书面指令 A: 请逐字照抄记录中的一段:从包含“Detect and localize”的那一行开始,到包含“livepatch-indent [19, 266, 59, 281]”的那一行结束,首尾两行都要抄上。

网页摘录:
我非学院出身,也未曾立志从事文学批评,所以以客串之身段,来观王春林所秉承批评之文本细读法所呈现之批评成果,就自然别有轻松。前谓“书写之重”也可与此对应。但以我从事诗歌、散文、小说创作约合二十年的时间经验看来,则知无论何种文体的创作,皆非呕心沥血不可登堂入室,非天纵之才不可傲视群伦,非虚怀若谷则难以成就大器。若以此论,王春林自然同我们中的大多数一般而二,他非一无所缺,而能在强手如林的文学批评界建树至今地位日显,我却以为无他:只矢志于此可矣。
二十年,是他验证自己艺术才华的黄金长度。
试论一二。
上世纪九十年代以降,时代风云纵横,小说家磨拳霍霍,王春林却以批评家之眼,之手笔,建构文章,阐述得失,先以不犹疑不徘徊之身心介入批评,后孜孜以求不懈于途,就中或偶有蹉跎,但大体可以持续至今,且内力越来越厚,积累越来越多,自然不可让人轻薄。这非纤巧路数,而只可认作是一个学问家“观天下”的“人生选择”。
再,以效果观之,王春林二十年的文学批评确有吞吐文学天下之心。他的长篇小说批评,涉及一个长长的名单,举凡中国当代最重要的作家陈忠实、贾平凹、刘震云、莫言、王蒙、铁凝、李锐、余华、史铁生、王安忆、张炜、格非、苏童、阿来、王祥夫、金宇澄、方方、毕飞宇、迟子建、蒋韵、吕新、韩东、艾伟、刘亮程等等等等,他几乎无一遗漏,多文都有涉及,其中多人更是著有专文,此外,甚至还撰写了两部涉及某作家或某作品的专著(一部评贾平凹长篇小说《古炉》,一部《张平评传》,此二书待出)。因此,这是一份“长期的成就”,足见其为中国当代长篇小说写史的强烈愿望。
又,谈到其行文布局,识见高低,对应于其庞大的写作体量,自然需长文专论。本文原有计划细谈,但因我所涉猎中国当代长篇小说较少,就王春林著作中所谈文本,我此前拜读的不足二三成,所以只等来日读过再说。但我承认,他以其宽阔的阅读视野所昭示的阅读诗意对我启示甚大,读其论著中途,我曾数次停下,想插入对他所论长篇的阅读,但俗事冗繁,别有要务,终是硬生生止住。但有些念头止不住。
果然。

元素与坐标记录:
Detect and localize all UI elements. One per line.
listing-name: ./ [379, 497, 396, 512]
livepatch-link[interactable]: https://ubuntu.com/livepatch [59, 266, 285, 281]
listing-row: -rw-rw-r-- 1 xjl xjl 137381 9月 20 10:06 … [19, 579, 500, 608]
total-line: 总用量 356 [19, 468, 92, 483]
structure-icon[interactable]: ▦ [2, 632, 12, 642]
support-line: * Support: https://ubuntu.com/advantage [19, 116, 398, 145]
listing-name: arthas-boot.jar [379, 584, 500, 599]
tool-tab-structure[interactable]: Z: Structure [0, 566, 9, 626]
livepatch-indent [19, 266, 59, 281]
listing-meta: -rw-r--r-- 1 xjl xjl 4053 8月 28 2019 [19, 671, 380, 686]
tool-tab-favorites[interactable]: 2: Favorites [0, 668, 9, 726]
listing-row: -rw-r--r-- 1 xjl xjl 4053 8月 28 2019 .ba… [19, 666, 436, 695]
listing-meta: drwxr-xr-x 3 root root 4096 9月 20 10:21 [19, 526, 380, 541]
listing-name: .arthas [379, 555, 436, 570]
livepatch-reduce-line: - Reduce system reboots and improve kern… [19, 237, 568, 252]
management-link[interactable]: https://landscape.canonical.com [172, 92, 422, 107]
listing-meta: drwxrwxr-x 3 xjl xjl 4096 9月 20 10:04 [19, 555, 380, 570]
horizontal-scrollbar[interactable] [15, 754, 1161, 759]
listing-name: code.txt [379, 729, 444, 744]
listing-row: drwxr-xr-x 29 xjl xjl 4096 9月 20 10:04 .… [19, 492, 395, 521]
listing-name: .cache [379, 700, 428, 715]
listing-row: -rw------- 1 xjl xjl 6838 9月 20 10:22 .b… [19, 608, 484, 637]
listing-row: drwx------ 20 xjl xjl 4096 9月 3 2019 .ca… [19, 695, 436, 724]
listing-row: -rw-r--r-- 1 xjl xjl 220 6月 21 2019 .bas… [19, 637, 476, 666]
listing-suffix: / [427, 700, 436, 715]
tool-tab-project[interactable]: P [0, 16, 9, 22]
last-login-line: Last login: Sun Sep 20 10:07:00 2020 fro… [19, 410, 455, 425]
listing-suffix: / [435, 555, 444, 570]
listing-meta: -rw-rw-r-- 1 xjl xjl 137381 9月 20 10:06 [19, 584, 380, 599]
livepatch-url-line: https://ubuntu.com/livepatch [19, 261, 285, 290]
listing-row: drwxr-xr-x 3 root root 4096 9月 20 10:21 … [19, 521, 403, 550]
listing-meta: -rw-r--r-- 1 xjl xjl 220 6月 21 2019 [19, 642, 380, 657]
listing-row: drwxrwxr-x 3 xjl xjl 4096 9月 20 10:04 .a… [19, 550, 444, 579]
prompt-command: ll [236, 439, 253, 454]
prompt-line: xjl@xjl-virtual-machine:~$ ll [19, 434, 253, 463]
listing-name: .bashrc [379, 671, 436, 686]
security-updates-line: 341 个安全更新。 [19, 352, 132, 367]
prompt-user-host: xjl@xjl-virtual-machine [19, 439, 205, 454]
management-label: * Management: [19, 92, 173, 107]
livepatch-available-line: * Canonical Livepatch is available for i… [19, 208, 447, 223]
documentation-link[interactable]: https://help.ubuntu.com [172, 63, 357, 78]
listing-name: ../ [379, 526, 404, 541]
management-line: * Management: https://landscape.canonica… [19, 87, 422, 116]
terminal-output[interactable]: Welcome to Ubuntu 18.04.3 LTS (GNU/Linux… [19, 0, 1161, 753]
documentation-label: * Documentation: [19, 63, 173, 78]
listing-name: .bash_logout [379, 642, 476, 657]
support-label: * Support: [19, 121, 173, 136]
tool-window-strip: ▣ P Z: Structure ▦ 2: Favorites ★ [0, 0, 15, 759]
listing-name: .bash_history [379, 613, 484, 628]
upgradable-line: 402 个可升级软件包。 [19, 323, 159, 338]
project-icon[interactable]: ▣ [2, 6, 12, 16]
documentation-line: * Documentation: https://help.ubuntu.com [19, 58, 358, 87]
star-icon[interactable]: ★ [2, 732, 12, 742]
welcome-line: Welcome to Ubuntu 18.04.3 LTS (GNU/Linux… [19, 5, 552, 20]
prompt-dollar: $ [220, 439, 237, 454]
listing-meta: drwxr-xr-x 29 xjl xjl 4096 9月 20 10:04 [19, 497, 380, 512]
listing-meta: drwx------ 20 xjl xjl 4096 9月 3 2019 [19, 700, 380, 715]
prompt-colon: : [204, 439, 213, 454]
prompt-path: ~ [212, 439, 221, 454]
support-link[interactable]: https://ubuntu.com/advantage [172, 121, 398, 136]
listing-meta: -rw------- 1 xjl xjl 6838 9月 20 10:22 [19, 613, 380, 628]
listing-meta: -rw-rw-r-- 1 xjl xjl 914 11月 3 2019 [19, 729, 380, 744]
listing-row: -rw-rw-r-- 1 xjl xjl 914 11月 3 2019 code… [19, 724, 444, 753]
---
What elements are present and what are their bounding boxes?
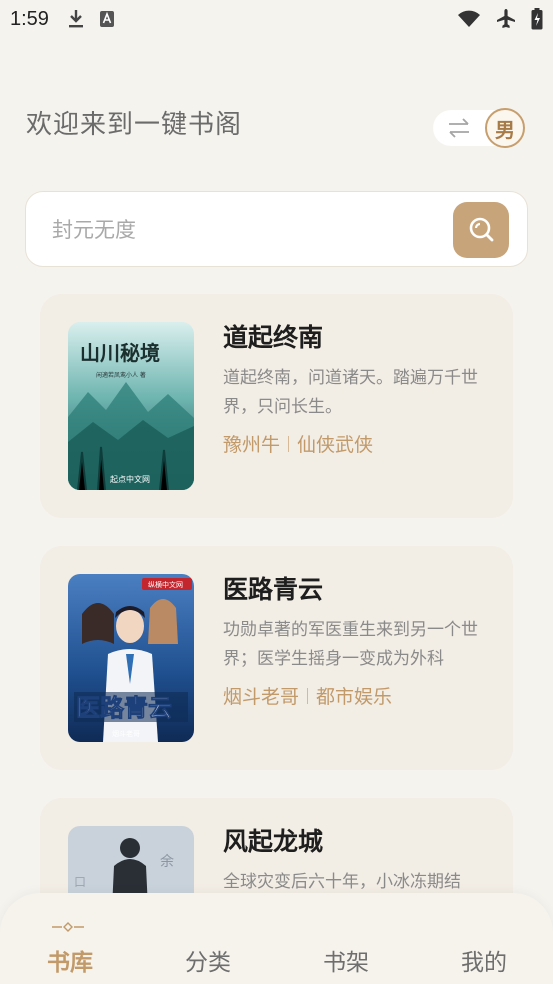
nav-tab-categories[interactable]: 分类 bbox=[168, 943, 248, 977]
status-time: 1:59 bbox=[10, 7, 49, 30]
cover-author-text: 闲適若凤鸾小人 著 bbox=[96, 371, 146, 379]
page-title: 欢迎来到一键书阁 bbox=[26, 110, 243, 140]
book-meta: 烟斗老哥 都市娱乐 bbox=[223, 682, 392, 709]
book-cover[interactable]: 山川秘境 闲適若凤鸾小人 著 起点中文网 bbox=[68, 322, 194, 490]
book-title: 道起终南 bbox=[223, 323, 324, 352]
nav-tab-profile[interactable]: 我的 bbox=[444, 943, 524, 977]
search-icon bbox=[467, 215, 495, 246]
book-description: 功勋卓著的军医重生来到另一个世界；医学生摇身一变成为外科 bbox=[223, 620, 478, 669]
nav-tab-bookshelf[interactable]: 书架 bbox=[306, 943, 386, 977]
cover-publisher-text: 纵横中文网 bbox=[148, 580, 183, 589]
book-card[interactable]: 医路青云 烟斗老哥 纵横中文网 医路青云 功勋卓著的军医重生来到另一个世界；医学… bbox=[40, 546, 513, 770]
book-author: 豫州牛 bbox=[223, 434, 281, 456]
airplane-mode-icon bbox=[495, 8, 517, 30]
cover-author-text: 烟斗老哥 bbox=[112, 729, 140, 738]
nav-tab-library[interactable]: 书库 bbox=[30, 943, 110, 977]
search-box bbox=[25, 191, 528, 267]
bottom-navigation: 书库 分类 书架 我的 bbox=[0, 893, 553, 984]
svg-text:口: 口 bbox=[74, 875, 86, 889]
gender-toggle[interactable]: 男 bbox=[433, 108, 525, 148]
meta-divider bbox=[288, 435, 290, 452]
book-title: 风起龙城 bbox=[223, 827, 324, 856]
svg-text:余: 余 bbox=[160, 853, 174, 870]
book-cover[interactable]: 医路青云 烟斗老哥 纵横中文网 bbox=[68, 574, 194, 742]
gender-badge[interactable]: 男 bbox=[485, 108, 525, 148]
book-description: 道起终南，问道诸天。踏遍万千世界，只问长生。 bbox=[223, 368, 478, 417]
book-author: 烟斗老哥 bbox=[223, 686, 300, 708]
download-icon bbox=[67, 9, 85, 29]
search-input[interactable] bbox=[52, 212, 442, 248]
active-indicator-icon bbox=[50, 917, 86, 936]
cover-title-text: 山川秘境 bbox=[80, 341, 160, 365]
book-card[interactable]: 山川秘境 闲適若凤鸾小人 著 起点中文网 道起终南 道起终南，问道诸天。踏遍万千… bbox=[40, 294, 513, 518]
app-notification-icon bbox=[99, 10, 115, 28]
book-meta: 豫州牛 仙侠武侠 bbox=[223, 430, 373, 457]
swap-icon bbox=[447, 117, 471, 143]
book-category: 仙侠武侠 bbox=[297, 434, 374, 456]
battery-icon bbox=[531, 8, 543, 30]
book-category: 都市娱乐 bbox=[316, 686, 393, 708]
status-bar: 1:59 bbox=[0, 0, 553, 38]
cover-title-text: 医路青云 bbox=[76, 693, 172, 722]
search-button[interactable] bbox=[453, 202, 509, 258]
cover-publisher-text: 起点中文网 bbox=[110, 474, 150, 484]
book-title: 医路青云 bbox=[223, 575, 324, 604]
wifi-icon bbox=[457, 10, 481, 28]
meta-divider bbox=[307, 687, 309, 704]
...
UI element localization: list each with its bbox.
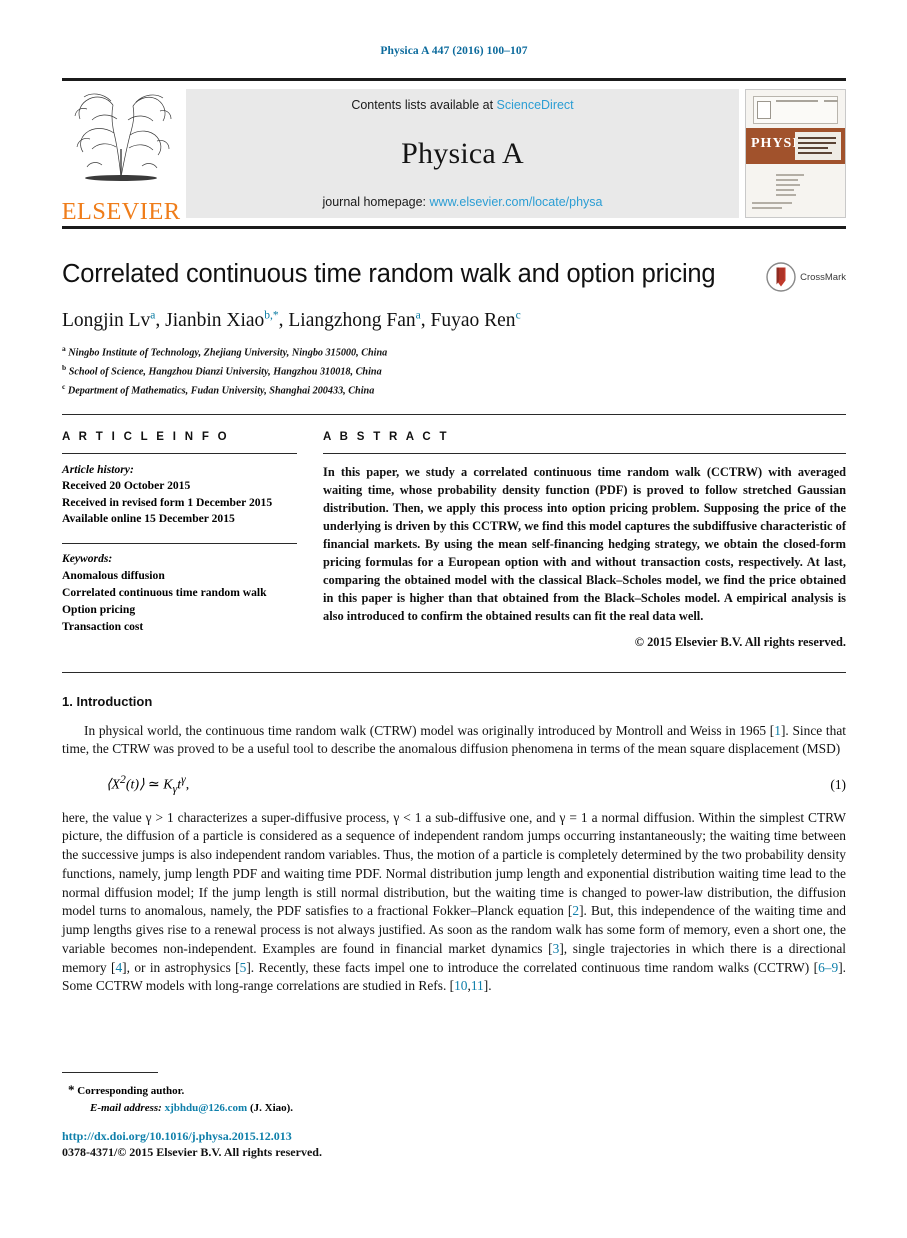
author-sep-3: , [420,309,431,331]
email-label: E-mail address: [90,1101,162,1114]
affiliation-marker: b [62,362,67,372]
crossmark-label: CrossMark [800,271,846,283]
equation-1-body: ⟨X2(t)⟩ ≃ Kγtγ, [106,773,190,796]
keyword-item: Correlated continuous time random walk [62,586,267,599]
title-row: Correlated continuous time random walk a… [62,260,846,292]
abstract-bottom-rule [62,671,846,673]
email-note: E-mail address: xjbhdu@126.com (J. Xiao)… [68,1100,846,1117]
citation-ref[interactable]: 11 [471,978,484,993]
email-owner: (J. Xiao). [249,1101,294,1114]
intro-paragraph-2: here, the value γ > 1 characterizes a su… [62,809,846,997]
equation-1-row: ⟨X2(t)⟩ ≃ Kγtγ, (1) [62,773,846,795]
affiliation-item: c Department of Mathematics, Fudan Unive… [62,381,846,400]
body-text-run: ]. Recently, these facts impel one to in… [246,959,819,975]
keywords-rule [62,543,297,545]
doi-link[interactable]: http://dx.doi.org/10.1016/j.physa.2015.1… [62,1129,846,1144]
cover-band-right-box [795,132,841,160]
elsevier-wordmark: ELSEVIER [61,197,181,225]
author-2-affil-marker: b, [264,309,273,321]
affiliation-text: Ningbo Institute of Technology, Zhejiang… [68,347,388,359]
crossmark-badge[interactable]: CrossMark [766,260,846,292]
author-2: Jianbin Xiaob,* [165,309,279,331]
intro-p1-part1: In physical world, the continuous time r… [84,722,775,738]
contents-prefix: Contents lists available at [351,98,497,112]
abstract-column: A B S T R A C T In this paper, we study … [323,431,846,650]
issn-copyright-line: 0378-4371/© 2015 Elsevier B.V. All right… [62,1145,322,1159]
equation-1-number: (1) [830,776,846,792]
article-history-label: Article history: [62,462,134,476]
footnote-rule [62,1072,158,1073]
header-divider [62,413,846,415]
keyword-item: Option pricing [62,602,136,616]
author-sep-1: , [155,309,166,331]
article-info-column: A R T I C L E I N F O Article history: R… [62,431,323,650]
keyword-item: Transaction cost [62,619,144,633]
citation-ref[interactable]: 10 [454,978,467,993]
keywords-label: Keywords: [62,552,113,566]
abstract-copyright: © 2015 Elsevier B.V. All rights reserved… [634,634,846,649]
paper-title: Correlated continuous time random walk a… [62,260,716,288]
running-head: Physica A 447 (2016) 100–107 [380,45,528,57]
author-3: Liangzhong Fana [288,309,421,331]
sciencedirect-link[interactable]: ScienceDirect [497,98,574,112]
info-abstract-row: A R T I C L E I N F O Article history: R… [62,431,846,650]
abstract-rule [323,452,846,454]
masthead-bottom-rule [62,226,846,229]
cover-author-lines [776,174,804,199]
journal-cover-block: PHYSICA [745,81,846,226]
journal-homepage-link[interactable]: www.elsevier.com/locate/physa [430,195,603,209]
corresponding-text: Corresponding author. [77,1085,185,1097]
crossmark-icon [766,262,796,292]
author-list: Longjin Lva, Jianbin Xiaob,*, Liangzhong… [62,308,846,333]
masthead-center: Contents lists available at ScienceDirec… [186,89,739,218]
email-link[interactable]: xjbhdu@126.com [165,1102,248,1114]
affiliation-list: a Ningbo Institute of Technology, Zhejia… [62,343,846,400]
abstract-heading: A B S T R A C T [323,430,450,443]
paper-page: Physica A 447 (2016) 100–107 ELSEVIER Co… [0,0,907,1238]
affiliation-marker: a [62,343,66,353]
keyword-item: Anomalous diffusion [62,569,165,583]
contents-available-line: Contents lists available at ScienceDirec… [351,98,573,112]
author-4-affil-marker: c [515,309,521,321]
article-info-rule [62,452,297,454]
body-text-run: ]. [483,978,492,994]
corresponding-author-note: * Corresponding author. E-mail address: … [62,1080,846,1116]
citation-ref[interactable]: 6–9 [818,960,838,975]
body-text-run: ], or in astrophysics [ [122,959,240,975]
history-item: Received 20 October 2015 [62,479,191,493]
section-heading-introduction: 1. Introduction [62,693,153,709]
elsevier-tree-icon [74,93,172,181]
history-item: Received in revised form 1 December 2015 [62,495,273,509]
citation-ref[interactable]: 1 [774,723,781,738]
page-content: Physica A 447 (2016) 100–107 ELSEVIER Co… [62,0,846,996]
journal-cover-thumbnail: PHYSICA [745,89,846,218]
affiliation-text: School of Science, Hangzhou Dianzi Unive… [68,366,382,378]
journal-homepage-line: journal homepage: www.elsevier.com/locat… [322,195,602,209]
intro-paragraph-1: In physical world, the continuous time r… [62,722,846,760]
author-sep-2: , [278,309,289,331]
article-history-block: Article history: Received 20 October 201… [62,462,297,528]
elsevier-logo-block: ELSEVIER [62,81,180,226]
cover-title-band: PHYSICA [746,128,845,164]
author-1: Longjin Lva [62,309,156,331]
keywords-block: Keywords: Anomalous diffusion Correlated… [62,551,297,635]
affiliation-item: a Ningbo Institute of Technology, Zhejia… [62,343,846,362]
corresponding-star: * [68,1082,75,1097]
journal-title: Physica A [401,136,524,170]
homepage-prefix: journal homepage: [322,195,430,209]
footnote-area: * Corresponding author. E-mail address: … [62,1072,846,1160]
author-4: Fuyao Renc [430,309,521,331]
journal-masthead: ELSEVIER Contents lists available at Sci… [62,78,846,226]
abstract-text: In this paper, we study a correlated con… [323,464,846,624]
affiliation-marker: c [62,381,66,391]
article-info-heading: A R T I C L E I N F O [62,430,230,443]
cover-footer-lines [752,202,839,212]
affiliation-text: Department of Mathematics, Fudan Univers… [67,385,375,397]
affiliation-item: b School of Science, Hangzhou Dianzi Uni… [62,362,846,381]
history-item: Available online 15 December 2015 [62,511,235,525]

书面指令 B: 网页摘录提到王春林有一部专著评论贾平凹的长篇小说,这部小说叫什么?

书面回答 A:
Detect and localize all UI elements. One per line.
listing-name: ./ [379, 497, 396, 512]
livepatch-link[interactable]: https://ubuntu.com/livepatch [59, 266, 285, 281]
listing-row: -rw-rw-r-- 1 xjl xjl 137381 9月 20 10:06 … [19, 579, 500, 608]
total-line: 总用量 356 [19, 468, 92, 483]
structure-icon[interactable]: ▦ [2, 632, 12, 642]
support-line: * Support: https://ubuntu.com/advantage [19, 116, 398, 145]
listing-name: arthas-boot.jar [379, 584, 500, 599]
tool-tab-structure[interactable]: Z: Structure [0, 566, 9, 626]
livepatch-indent [19, 266, 59, 281]

书面回答 B: 《古炉》。